* [Supplied data]:
========
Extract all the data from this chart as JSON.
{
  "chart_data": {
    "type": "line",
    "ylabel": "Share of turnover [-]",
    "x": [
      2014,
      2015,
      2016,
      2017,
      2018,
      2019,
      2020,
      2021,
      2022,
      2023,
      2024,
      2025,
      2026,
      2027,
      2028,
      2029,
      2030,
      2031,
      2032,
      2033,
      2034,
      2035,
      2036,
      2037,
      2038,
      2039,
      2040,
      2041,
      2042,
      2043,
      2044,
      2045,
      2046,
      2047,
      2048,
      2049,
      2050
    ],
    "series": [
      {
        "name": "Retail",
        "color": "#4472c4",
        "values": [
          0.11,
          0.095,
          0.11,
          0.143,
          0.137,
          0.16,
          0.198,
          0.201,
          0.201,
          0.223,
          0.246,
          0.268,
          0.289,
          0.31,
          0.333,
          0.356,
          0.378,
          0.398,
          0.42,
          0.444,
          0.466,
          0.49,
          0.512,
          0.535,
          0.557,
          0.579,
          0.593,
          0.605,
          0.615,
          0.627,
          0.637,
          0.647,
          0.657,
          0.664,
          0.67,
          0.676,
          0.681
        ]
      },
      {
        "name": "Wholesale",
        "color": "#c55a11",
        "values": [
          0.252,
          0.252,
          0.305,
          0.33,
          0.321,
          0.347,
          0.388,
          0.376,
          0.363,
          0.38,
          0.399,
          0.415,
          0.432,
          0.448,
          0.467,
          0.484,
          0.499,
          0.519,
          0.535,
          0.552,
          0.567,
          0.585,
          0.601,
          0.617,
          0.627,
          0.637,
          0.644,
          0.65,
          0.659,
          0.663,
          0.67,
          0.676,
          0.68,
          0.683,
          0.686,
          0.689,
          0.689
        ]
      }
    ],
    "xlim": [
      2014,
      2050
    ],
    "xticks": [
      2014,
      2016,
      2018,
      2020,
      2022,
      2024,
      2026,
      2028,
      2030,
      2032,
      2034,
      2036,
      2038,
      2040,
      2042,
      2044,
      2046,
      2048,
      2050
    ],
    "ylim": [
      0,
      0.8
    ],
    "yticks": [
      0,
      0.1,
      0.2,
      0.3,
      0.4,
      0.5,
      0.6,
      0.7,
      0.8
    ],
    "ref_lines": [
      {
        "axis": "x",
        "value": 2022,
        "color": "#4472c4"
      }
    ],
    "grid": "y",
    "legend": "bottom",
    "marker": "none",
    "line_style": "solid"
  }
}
========
* [Goal of the exercise]: Write every record out again, unaltered.

* [Answer in full]:
Extract all the data from this chart as JSON.
{
  "chart_data": {
    "type": "line",
    "ylabel": "Share of turnover [-]",
    "x": [
      2014,
      2015,
      2016,
      2017,
      2018,
      2019,
      2020,
      2021,
      2022,
      2023,
      2024,
      2025,
      2026,
      2027,
      2028,
      2029,
      2030,
      2031,
      2032,
      2033,
      2034,
      2035,
      2036,
      2037,
      2038,
      2039,
      2040,
      2041,
      2042,
      2043,
      2044,
      2045,
      2046,
      2047,
      2048,
      2049,
      2050
    ],
    "series": [
      {
        "name": "Retail",
        "color": "#4472c4",
        "values": [
          0.11,
          0.095,
          0.11,
          0.143,
          0.137,
          0.16,
          0.198,
          0.201,
          0.201,
          0.223,
          0.246,
          0.268,
          0.289,
          0.31,
          0.333,
          0.356,
          0.378,
          0.398,
          0.42,
          0.444,
          0.466,
          0.49,
          0.512,
          0.535,
          0.557,
          0.579,
          0.593,
          0.605,
          0.615,
          0.627,
          0.637,
          0.647,
          0.657,
          0.664,
          0.67,
          0.676,
          0.681
        ]
      },
      {
        "name": "Wholesale",
        "color": "#c55a11",
        "values": [
          0.252,
          0.252,
          0.305,
          0.33,
          0.321,
          0.347,
          0.388,
          0.376,
          0.363,
          0.38,
          0.399,
          0.415,
          0.432,
          0.448,
          0.467,
          0.484,
          0.499,
          0.519,
          0.535,
          0.552,
          0.567,
          0.585,
          0.601,
          0.617,
          0.627,
          0.637,
          0.644,
          0.65,
          0.659,
          0.663,
          0.67,
          0.676,
          0.68,
          0.683,
          0.686,
          0.689,
          0.689
        ]
      }
    ],
    "xlim": [
      2014,
      2050
    ],
    "xticks": [
      2014,
      2016,
      2018,
      2020,
      2022,
      2024,
      2026,
      2028,
      2030,
      2032,
      2034,
      2036,
      2038,
      2040,
      2042,
      2044,
      2046,
      2048,
      2050
    ],
    "ylim": [
      0,
      0.8
    ],
    "yticks": [
      0,
      0.1,
      0.2,
      0.3,
      0.4,
      0.5,
      0.6,
      0.7,
      0.8
    ],
    "ref_lines": [
      {
        "axis": "x",
        "value": 2022,
        "color": "#4472c4"
      }
    ],
    "grid": "y",
    "legend": "bottom",
    "marker": "none",
    "line_style": "solid"
  }
}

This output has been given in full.